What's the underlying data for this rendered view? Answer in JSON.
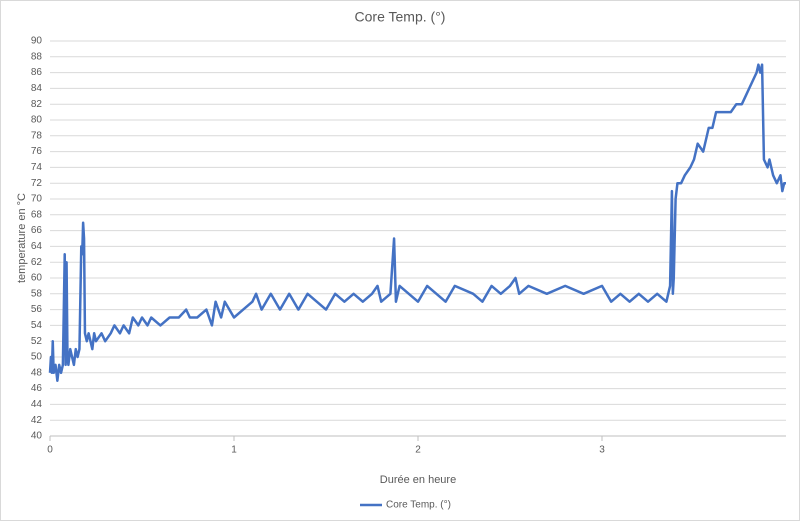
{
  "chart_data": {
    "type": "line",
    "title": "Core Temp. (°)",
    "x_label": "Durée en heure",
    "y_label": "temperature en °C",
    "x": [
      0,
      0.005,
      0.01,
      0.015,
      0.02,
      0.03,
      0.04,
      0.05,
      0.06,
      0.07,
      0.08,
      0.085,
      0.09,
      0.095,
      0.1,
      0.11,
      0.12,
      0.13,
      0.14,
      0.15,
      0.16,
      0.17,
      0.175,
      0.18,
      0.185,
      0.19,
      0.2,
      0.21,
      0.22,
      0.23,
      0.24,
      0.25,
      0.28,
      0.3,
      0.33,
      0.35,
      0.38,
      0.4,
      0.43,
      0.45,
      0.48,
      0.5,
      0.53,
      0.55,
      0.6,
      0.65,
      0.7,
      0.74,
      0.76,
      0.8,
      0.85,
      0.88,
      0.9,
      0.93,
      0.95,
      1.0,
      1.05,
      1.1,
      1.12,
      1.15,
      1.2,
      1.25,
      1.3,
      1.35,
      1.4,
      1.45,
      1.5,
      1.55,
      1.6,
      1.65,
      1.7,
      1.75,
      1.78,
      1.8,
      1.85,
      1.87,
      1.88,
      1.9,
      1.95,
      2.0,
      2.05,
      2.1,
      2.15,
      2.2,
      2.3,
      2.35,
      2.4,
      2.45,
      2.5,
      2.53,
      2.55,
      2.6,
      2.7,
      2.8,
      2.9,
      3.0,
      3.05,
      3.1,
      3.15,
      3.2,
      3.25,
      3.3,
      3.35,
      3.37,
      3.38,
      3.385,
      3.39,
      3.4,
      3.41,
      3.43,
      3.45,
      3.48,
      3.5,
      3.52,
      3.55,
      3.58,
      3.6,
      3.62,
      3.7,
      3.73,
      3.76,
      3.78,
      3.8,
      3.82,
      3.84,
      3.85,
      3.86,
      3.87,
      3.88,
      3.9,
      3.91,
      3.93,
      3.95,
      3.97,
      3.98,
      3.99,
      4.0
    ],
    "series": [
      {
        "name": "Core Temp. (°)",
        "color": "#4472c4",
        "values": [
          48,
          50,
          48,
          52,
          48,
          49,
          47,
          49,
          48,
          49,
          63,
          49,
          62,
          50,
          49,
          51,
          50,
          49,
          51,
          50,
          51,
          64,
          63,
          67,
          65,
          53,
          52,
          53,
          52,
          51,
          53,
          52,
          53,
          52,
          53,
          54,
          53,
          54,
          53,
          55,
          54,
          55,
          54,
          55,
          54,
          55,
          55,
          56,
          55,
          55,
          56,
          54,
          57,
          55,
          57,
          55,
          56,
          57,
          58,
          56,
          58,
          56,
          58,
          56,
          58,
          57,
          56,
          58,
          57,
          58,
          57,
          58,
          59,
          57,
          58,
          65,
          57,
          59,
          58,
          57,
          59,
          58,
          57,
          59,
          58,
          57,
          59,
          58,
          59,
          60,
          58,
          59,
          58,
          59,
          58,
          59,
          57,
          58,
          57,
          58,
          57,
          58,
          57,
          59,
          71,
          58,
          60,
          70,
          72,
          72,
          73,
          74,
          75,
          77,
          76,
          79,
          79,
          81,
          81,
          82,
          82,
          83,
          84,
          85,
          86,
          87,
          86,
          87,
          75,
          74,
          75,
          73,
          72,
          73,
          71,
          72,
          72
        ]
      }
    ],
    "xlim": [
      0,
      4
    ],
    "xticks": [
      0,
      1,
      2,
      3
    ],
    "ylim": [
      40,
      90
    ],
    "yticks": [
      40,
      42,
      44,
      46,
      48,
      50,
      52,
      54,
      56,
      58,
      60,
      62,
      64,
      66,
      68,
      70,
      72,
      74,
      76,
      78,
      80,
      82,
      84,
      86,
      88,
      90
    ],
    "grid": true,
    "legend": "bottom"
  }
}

- _Directions for this task_: Quote the preceding records in their entirety, excluding every picture.

- _Answer to this exercise_:
What's the underlying data for this rendered view? Answer in JSON.
{
  "chart_data": {
    "type": "line",
    "title": "Core Temp. (°)",
    "x_label": "Durée en heure",
    "y_label": "temperature en °C",
    "x": [
      0,
      0.005,
      0.01,
      0.015,
      0.02,
      0.03,
      0.04,
      0.05,
      0.06,
      0.07,
      0.08,
      0.085,
      0.09,
      0.095,
      0.1,
      0.11,
      0.12,
      0.13,
      0.14,
      0.15,
      0.16,
      0.17,
      0.175,
      0.18,
      0.185,
      0.19,
      0.2,
      0.21,
      0.22,
      0.23,
      0.24,
      0.25,
      0.28,
      0.3,
      0.33,
      0.35,
      0.38,
      0.4,
      0.43,
      0.45,
      0.48,
      0.5,
      0.53,
      0.55,
      0.6,
      0.65,
      0.7,
      0.74,
      0.76,
      0.8,
      0.85,
      0.88,
      0.9,
      0.93,
      0.95,
      1.0,
      1.05,
      1.1,
      1.12,
      1.15,
      1.2,
      1.25,
      1.3,
      1.35,
      1.4,
      1.45,
      1.5,
      1.55,
      1.6,
      1.65,
      1.7,
      1.75,
      1.78,
      1.8,
      1.85,
      1.87,
      1.88,
      1.9,
      1.95,
      2.0,
      2.05,
      2.1,
      2.15,
      2.2,
      2.3,
      2.35,
      2.4,
      2.45,
      2.5,
      2.53,
      2.55,
      2.6,
      2.7,
      2.8,
      2.9,
      3.0,
      3.05,
      3.1,
      3.15,
      3.2,
      3.25,
      3.3,
      3.35,
      3.37,
      3.38,
      3.385,
      3.39,
      3.4,
      3.41,
      3.43,
      3.45,
      3.48,
      3.5,
      3.52,
      3.55,
      3.58,
      3.6,
      3.62,
      3.7,
      3.73,
      3.76,
      3.78,
      3.8,
      3.82,
      3.84,
      3.85,
      3.86,
      3.87,
      3.88,
      3.9,
      3.91,
      3.93,
      3.95,
      3.97,
      3.98,
      3.99,
      4.0
    ],
    "series": [
      {
        "name": "Core Temp. (°)",
        "color": "#4472c4",
        "values": [
          48,
          50,
          48,
          52,
          48,
          49,
          47,
          49,
          48,
          49,
          63,
          49,
          62,
          50,
          49,
          51,
          50,
          49,
          51,
          50,
          51,
          64,
          63,
          67,
          65,
          53,
          52,
          53,
          52,
          51,
          53,
          52,
          53,
          52,
          53,
          54,
          53,
          54,
          53,
          55,
          54,
          55,
          54,
          55,
          54,
          55,
          55,
          56,
          55,
          55,
          56,
          54,
          57,
          55,
          57,
          55,
          56,
          57,
          58,
          56,
          58,
          56,
          58,
          56,
          58,
          57,
          56,
          58,
          57,
          58,
          57,
          58,
          59,
          57,
          58,
          65,
          57,
          59,
          58,
          57,
          59,
          58,
          57,
          59,
          58,
          57,
          59,
          58,
          59,
          60,
          58,
          59,
          58,
          59,
          58,
          59,
          57,
          58,
          57,
          58,
          57,
          58,
          57,
          59,
          71,
          58,
          60,
          70,
          72,
          72,
          73,
          74,
          75,
          77,
          76,
          79,
          79,
          81,
          81,
          82,
          82,
          83,
          84,
          85,
          86,
          87,
          86,
          87,
          75,
          74,
          75,
          73,
          72,
          73,
          71,
          72,
          72
        ]
      }
    ],
    "xlim": [
      0,
      4
    ],
    "xticks": [
      0,
      1,
      2,
      3
    ],
    "ylim": [
      40,
      90
    ],
    "yticks": [
      40,
      42,
      44,
      46,
      48,
      50,
      52,
      54,
      56,
      58,
      60,
      62,
      64,
      66,
      68,
      70,
      72,
      74,
      76,
      78,
      80,
      82,
      84,
      86,
      88,
      90
    ],
    "grid": true,
    "legend": "bottom"
  }
}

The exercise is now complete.